### [Written exercise]
Locate and copy each line in the data that contains the word "marker".

——————————

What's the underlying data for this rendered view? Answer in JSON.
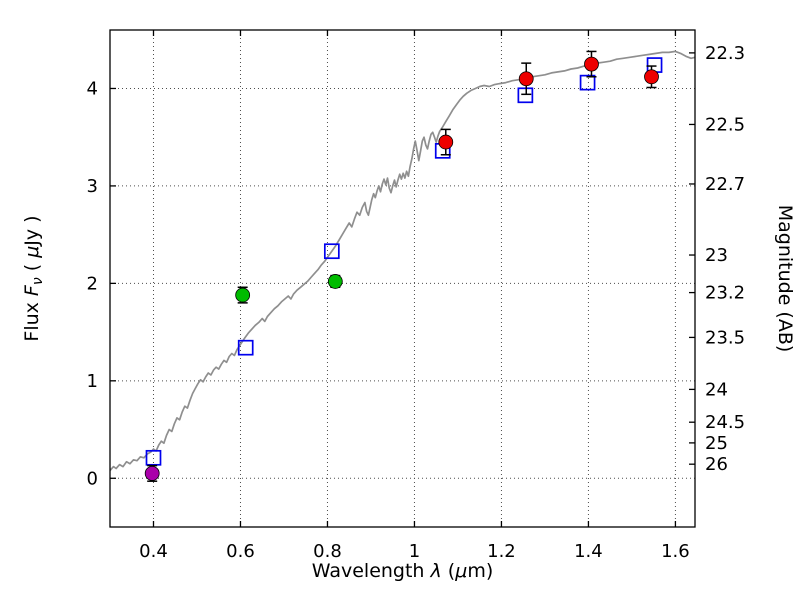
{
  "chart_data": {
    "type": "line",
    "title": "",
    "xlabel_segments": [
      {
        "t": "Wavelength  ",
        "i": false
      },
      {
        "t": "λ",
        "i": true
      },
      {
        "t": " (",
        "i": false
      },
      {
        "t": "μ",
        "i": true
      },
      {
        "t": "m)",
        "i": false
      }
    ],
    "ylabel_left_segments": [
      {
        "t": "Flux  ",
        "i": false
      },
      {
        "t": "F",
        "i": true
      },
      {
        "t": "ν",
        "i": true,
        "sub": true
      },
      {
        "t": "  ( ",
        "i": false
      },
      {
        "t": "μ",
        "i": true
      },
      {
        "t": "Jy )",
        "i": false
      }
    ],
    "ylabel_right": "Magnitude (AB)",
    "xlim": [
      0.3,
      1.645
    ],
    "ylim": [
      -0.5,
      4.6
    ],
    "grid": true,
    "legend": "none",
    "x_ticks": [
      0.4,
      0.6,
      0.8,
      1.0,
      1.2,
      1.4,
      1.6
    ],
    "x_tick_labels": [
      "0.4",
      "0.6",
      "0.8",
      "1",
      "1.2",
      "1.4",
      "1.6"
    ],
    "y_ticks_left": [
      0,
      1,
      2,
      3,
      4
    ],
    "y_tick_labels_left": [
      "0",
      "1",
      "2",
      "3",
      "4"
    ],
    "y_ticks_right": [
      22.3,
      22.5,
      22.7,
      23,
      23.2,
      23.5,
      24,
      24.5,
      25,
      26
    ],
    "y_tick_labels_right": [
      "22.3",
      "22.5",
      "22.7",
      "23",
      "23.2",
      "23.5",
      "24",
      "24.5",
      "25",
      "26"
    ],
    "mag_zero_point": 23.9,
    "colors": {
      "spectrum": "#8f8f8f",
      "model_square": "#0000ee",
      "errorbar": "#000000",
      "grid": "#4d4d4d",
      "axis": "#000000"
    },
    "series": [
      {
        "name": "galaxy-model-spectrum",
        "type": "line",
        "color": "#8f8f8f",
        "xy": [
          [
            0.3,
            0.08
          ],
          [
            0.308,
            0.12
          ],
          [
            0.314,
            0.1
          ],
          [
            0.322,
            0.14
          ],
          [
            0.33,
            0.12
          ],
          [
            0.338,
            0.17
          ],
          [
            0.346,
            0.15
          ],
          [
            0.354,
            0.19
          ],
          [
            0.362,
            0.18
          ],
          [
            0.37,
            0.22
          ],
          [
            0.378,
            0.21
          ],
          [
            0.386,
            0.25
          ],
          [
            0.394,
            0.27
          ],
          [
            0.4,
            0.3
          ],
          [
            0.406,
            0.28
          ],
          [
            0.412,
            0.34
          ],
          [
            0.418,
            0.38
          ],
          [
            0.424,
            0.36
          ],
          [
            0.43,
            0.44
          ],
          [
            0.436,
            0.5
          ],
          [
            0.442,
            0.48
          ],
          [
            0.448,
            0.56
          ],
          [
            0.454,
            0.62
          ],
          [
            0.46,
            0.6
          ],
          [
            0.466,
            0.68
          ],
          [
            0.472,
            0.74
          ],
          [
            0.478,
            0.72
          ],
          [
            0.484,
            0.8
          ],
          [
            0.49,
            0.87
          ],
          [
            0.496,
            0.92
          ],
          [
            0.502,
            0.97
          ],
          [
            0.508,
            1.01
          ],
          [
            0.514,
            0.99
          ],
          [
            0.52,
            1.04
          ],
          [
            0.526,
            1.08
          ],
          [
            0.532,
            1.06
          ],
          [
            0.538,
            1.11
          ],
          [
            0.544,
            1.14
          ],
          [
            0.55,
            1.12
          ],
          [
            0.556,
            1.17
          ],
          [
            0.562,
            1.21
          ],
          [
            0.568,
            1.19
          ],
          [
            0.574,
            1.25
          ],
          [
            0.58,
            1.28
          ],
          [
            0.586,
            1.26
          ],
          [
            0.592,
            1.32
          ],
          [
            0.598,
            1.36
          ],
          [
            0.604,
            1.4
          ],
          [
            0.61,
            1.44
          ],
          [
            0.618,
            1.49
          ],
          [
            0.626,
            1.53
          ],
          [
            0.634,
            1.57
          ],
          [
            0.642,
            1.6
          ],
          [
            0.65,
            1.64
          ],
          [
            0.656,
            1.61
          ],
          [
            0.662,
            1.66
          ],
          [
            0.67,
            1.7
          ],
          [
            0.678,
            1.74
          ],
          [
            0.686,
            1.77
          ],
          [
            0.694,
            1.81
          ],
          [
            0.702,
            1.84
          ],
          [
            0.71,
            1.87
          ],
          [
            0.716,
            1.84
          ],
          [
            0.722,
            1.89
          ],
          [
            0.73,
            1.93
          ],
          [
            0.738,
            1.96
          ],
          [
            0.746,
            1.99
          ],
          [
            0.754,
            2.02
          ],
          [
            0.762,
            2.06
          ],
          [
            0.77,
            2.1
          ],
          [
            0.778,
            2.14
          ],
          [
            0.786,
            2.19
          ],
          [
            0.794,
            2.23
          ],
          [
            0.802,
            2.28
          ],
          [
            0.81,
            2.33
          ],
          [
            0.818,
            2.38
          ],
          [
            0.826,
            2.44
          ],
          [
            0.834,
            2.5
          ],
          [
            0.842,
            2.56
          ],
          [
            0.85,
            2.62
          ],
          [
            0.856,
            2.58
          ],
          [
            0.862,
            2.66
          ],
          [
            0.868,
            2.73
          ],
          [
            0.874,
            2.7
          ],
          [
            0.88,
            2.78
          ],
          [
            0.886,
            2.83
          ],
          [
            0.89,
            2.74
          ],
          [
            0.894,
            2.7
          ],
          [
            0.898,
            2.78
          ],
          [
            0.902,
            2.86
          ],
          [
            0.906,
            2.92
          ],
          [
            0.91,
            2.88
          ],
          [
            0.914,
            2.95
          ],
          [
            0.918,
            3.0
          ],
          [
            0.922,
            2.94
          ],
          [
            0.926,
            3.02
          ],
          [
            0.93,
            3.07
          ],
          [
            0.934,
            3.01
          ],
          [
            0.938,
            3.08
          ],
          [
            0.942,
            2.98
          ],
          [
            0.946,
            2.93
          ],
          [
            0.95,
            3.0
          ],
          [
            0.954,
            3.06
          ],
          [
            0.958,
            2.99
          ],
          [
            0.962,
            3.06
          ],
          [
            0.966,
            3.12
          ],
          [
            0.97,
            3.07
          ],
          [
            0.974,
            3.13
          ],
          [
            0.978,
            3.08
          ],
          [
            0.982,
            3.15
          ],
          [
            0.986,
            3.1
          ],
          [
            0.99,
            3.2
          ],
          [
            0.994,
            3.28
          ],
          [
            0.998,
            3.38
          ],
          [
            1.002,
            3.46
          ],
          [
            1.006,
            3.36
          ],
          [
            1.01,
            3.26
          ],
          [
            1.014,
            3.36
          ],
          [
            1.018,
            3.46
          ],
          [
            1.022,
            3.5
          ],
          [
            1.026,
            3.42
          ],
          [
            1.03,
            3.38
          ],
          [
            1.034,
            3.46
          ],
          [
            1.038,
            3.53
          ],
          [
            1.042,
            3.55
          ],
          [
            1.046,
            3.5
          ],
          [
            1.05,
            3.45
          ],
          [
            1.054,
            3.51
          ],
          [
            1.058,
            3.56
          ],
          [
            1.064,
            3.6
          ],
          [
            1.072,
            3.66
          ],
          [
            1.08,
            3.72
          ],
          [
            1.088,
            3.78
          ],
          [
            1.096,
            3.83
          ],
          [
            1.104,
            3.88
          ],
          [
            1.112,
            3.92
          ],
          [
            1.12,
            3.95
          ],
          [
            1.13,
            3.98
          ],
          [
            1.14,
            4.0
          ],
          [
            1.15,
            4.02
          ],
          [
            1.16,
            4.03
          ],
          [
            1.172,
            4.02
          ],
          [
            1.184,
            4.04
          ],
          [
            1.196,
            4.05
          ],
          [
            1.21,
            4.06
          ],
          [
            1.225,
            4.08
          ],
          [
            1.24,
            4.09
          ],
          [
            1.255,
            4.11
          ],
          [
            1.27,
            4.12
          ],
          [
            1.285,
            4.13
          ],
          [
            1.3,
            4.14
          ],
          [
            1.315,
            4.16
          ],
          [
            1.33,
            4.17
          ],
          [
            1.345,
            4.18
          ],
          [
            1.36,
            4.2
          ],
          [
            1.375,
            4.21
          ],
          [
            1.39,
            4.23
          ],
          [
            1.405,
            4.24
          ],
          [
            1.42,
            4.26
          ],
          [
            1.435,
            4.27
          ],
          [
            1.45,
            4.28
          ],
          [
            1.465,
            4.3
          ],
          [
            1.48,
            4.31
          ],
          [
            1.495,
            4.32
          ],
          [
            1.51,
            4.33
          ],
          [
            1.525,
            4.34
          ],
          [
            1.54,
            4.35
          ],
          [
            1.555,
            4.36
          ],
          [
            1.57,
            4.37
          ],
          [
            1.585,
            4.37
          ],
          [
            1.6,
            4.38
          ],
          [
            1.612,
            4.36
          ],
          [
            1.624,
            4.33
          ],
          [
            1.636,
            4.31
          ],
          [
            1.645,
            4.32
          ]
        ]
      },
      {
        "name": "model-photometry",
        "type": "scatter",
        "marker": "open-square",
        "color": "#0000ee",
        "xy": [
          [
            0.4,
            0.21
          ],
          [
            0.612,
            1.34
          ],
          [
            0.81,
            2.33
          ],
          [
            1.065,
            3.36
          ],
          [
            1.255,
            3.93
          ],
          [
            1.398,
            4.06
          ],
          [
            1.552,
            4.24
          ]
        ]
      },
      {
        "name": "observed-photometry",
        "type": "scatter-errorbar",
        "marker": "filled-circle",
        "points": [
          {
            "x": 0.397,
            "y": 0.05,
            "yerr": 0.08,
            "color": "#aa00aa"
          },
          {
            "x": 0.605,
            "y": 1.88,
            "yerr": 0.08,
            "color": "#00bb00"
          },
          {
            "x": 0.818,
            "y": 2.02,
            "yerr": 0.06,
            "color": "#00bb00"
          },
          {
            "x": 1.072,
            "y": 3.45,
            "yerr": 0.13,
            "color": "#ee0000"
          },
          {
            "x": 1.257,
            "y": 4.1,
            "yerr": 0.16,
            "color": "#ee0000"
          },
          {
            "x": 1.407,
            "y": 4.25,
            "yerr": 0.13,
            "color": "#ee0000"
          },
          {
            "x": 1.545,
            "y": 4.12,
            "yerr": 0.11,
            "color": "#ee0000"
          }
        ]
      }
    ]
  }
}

——————————

### [Exercise solution]
        "marker": "open-square",
        "marker": "filled-circle",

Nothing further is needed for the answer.